» **Given exercise**
Show all lines that include the string "document"; copy each one.

» **Available records**
'''
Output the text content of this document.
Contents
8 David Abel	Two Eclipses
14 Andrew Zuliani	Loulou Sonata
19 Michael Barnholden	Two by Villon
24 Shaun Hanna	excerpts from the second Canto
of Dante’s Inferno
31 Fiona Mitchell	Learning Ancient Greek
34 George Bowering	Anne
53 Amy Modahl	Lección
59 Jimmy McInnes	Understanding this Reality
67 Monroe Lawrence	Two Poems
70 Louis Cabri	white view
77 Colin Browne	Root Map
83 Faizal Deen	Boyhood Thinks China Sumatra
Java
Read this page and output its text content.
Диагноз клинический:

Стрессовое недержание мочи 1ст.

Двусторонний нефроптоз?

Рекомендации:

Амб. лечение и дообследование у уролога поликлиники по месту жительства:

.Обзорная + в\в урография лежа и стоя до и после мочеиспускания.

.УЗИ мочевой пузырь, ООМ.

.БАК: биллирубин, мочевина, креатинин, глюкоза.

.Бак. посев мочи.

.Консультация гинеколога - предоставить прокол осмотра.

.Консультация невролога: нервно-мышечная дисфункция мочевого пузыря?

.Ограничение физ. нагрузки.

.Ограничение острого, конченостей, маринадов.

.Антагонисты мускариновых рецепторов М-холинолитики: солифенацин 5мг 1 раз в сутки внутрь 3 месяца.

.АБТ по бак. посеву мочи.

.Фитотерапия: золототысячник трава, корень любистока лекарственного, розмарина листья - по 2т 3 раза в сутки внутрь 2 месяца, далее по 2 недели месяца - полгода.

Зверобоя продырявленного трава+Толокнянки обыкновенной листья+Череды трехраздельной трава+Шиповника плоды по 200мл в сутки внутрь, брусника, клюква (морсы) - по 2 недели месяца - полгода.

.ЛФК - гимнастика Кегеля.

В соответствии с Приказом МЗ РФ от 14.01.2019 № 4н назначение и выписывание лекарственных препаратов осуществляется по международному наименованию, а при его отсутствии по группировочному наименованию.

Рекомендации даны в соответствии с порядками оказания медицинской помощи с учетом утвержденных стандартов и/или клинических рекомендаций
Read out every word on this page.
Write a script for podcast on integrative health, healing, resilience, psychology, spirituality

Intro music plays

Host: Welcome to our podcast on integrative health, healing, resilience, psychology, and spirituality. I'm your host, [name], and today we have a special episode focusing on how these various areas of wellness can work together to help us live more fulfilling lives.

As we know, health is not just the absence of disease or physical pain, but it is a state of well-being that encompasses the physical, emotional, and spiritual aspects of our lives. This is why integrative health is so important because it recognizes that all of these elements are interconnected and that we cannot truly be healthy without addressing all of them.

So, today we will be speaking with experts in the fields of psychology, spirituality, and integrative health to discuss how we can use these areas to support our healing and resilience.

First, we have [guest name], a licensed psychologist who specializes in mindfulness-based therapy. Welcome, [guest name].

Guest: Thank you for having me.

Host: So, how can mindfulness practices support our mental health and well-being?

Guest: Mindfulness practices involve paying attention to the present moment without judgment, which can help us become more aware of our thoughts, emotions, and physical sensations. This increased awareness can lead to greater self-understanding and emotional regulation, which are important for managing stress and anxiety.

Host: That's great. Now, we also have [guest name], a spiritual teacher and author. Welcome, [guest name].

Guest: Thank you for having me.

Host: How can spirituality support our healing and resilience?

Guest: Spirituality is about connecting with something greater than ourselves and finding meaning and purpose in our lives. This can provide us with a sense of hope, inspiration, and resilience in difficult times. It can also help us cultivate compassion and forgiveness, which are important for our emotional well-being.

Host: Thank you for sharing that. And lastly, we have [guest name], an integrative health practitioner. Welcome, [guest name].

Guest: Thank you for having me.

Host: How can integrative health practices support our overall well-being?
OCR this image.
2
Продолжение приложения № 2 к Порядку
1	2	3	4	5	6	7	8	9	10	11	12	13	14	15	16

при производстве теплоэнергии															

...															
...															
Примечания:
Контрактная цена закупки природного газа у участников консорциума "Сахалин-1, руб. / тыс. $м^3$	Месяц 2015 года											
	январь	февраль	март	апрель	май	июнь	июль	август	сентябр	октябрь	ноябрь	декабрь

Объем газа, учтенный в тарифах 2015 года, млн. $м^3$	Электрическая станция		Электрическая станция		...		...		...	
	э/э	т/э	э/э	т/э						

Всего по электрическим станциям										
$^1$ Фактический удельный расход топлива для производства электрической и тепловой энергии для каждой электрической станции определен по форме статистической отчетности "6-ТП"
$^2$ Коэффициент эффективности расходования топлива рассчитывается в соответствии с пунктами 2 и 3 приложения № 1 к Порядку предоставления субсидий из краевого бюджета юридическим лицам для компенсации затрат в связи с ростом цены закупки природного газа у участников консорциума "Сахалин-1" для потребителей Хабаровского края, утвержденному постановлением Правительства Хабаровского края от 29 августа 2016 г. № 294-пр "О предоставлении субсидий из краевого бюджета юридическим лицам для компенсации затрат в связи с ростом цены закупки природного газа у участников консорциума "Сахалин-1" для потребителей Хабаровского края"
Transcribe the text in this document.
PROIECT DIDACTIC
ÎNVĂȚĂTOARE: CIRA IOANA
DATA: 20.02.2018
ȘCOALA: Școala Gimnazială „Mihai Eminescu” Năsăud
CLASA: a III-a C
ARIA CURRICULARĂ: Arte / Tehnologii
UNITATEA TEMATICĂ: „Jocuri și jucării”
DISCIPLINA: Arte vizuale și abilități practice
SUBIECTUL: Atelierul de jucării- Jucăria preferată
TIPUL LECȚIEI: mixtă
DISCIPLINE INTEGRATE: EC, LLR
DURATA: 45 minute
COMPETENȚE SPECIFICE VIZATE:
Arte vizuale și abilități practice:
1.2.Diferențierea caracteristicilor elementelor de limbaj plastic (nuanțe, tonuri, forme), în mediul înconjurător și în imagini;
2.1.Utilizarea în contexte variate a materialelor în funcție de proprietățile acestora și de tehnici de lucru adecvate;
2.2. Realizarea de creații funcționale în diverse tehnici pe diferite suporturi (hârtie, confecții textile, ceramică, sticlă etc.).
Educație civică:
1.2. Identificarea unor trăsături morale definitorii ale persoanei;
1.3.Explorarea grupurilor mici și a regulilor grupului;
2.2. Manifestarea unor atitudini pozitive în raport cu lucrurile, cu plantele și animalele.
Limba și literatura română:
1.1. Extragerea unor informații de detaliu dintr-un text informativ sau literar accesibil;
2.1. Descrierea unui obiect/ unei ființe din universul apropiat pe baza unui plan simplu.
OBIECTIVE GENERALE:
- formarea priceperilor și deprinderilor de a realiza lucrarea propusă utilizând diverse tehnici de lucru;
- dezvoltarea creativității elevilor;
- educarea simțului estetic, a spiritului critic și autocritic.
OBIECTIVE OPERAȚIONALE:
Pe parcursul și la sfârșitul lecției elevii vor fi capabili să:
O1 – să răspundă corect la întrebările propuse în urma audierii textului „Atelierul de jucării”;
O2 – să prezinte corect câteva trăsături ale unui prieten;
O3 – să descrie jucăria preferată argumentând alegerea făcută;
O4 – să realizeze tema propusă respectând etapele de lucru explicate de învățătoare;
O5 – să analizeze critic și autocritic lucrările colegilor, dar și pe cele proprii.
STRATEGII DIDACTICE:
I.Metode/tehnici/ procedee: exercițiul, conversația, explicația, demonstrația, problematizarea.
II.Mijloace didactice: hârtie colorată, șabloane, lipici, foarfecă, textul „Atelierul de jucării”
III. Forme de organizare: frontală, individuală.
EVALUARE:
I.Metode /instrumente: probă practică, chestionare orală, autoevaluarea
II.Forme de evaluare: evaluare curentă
'''
» **Worked answer**
Output the text content of this document.
Transcribe the text in this document.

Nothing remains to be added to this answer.